[Your objective] Check each line of the material. Copy those containing "Ntro".

* BEGIN Records for this task *

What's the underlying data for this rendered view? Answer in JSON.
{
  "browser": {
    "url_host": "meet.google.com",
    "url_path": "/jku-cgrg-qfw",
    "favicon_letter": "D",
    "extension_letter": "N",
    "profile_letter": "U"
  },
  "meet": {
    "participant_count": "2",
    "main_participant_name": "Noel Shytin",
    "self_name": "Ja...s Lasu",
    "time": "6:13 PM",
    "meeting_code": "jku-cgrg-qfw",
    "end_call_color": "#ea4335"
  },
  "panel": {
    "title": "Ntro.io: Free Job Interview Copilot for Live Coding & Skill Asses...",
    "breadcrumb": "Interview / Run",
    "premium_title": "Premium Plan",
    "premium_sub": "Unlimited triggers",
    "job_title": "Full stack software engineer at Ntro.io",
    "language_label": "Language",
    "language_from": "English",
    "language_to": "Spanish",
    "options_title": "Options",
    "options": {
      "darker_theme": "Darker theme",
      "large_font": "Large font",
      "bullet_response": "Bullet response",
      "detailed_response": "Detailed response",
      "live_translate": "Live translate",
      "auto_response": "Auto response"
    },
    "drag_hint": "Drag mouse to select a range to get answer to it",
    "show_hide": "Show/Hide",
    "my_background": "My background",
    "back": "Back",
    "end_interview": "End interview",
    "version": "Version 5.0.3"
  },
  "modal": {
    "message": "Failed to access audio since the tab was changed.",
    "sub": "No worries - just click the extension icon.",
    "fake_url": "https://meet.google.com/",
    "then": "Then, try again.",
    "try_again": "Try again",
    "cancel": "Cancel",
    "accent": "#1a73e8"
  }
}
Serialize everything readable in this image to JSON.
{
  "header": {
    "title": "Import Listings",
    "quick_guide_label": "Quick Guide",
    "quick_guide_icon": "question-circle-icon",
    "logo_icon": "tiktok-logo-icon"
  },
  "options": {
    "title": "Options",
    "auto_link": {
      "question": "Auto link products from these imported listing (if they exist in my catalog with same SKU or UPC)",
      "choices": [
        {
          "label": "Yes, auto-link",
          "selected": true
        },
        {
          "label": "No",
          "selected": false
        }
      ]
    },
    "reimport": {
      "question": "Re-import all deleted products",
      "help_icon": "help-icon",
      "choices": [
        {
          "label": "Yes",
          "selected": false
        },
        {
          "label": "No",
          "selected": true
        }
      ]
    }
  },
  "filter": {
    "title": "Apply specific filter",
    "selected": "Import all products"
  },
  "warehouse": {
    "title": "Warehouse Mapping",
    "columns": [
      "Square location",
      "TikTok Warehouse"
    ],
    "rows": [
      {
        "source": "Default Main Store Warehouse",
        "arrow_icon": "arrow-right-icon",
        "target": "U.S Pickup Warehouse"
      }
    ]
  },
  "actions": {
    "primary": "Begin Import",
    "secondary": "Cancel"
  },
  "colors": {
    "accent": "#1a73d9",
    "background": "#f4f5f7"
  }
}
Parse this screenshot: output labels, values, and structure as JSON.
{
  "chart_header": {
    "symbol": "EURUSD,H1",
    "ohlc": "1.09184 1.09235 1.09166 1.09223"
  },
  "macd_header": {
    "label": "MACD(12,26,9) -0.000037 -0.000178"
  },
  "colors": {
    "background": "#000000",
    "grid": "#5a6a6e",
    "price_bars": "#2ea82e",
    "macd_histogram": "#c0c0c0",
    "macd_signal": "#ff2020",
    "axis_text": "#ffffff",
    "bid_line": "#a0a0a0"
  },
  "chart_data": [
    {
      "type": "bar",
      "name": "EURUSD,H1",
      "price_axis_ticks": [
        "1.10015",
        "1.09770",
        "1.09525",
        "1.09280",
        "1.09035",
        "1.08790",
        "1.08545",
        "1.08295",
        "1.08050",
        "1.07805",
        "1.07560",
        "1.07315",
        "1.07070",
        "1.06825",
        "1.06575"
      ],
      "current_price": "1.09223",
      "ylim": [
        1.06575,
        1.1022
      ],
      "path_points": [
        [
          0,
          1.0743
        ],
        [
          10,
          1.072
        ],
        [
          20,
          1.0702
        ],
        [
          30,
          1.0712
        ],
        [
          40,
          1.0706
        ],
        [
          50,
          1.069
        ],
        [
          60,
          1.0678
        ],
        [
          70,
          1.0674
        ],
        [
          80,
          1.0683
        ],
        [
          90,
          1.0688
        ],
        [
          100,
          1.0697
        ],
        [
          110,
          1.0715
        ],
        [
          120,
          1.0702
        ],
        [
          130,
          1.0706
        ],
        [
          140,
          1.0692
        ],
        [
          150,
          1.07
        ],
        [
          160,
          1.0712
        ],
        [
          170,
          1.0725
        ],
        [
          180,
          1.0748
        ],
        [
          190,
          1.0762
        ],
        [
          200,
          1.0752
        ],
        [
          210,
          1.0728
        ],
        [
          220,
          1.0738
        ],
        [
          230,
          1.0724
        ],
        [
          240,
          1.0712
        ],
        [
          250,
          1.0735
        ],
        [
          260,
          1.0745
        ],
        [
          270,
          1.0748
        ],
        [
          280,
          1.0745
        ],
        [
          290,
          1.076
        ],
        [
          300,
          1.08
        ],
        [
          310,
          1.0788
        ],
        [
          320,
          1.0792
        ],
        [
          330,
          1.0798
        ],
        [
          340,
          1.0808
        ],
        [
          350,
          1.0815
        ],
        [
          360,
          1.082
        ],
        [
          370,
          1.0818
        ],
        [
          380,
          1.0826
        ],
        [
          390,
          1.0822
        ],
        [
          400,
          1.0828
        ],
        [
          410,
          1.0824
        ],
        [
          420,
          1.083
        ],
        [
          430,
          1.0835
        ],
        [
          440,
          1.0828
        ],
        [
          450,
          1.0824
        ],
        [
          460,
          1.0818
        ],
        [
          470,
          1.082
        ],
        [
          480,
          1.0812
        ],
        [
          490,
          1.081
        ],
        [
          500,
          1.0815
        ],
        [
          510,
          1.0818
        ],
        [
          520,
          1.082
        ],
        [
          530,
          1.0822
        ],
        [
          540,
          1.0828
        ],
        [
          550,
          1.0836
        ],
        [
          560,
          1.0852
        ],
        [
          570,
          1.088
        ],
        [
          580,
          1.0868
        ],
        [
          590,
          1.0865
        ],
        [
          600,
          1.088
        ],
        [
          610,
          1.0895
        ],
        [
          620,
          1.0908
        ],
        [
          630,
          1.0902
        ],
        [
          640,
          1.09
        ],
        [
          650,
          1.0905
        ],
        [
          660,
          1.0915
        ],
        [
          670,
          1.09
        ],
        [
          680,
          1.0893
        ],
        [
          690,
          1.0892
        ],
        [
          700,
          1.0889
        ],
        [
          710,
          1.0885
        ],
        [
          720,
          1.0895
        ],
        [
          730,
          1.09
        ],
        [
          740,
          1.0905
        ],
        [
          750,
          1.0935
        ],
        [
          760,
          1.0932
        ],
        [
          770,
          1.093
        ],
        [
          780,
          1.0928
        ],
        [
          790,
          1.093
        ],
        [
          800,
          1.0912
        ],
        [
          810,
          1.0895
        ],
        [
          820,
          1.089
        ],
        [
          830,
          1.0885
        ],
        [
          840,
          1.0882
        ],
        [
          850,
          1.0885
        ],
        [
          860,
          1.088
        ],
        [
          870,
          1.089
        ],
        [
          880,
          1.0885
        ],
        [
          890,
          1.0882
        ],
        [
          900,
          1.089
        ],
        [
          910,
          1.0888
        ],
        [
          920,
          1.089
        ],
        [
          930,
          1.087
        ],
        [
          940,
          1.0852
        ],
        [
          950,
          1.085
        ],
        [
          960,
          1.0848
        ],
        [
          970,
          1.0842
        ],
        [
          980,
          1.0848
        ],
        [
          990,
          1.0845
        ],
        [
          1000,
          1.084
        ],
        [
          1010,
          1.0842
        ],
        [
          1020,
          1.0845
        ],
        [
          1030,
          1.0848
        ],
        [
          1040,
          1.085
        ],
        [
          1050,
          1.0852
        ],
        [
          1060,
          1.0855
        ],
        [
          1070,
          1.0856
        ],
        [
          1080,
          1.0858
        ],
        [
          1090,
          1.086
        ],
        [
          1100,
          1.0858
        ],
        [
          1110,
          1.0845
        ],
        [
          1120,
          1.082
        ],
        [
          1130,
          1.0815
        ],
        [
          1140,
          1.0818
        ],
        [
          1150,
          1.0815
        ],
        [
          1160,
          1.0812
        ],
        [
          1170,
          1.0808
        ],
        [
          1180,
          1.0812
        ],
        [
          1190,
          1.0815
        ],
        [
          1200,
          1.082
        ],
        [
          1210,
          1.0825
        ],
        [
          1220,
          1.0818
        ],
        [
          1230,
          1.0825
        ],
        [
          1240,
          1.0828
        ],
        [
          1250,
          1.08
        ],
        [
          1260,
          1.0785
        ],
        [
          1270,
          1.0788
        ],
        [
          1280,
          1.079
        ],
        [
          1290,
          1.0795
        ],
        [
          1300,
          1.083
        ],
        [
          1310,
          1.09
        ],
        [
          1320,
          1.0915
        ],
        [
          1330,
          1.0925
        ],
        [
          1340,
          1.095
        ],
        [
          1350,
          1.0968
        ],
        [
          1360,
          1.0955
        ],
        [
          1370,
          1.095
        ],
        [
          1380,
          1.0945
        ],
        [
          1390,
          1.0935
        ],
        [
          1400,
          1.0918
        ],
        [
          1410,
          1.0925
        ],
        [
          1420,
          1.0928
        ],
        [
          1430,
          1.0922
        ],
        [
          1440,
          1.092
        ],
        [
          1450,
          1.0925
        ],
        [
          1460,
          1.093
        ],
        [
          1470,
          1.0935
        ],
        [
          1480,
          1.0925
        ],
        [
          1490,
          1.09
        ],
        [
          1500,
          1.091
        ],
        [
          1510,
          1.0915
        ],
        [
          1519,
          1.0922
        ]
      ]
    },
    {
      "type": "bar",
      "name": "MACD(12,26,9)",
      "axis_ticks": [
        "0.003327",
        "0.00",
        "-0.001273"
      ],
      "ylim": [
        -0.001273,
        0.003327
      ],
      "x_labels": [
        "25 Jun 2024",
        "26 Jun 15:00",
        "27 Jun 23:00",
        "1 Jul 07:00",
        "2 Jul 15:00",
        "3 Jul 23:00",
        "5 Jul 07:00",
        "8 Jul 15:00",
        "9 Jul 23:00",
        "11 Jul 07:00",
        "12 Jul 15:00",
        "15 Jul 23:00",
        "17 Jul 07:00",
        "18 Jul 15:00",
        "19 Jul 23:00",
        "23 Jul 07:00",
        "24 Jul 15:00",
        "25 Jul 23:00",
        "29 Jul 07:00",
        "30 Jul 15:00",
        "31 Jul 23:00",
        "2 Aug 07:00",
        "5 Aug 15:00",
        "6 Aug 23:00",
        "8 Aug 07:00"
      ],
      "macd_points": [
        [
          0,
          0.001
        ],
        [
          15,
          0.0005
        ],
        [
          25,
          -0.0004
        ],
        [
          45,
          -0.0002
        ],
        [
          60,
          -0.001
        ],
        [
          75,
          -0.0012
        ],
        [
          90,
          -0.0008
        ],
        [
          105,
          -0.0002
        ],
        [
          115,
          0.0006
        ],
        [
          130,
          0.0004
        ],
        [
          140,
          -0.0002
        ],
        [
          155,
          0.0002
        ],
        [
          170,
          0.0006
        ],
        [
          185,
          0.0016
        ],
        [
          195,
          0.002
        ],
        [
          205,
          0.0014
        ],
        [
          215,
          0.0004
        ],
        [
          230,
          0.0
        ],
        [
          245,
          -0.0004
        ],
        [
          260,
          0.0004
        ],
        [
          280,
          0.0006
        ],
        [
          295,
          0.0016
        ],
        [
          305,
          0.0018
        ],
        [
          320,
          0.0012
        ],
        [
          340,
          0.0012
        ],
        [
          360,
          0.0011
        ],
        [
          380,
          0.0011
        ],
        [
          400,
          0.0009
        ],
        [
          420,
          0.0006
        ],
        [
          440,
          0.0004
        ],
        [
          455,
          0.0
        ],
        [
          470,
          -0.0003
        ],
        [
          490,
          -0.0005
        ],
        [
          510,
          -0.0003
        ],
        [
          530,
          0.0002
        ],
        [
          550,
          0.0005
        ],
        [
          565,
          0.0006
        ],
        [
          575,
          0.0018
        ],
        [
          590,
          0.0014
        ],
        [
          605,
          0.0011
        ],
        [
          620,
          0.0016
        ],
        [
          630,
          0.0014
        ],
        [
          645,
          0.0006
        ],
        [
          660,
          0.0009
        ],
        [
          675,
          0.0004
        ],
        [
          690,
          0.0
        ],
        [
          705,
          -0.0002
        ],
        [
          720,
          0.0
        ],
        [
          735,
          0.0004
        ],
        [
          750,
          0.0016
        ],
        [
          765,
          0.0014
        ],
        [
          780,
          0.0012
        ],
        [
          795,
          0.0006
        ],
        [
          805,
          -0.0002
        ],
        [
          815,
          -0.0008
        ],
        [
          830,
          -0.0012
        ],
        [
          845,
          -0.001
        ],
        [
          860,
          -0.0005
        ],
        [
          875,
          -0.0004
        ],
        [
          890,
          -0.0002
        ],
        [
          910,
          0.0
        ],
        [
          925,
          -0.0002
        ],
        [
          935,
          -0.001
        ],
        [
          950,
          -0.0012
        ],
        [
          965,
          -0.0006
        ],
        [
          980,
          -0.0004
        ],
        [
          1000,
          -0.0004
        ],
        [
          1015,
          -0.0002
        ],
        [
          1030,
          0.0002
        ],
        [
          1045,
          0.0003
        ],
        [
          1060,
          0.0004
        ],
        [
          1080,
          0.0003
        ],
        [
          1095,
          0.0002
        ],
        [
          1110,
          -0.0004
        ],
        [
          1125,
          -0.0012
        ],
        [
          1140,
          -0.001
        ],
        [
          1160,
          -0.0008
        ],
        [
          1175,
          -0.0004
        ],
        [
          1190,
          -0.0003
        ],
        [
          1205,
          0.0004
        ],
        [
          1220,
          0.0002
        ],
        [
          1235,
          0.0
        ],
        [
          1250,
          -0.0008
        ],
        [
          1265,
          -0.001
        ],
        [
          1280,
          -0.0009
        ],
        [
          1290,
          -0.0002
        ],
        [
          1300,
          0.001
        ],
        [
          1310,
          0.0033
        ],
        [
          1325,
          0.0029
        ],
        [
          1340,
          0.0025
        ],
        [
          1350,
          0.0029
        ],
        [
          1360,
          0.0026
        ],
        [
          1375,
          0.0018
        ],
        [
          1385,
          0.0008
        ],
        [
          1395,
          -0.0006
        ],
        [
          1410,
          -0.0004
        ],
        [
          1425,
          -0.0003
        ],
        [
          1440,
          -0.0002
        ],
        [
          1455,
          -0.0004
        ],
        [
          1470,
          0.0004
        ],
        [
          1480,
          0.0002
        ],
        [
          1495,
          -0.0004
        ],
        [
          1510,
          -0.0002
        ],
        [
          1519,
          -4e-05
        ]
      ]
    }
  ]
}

* END Records for this task *

[Exercise output]
    "title": "Ntro.io: Free Job Interview Copilot for Live Coding & Skill Asses...",
    "job_title": "Full stack software engineer at Ntro.io",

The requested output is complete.